_The problem:_ Locate the lines of the listing below that hold "ESQN", then copy each of them.

==========

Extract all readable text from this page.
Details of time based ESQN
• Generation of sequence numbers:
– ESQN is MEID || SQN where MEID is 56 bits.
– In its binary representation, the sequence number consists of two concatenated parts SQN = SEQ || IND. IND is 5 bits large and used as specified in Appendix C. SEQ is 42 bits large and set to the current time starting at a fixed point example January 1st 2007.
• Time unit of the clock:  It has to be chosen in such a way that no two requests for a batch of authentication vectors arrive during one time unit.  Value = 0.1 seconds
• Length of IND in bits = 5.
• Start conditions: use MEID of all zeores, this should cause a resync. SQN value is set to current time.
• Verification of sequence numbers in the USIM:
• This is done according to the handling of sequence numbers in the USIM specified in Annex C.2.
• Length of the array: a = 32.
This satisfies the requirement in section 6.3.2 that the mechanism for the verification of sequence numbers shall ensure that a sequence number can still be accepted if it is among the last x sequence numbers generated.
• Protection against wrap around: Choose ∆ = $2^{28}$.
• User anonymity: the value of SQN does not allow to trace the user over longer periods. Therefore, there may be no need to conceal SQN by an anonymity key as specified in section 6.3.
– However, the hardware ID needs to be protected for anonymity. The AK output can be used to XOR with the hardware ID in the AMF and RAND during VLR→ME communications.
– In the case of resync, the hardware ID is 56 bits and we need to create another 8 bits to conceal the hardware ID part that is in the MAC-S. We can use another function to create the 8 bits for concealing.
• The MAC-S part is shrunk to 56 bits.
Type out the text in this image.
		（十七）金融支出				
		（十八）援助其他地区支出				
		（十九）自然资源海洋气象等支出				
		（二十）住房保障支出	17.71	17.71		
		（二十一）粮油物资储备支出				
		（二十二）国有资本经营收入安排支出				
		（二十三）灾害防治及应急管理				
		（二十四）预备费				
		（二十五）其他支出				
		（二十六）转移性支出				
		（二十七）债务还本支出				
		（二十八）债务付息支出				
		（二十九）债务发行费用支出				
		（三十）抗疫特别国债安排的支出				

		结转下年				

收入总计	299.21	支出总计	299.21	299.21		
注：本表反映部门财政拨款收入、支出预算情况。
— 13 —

==========

_Exercise response:_
Details of time based ESQN
– ESQN is MEID || SQN where MEID is 56 bits.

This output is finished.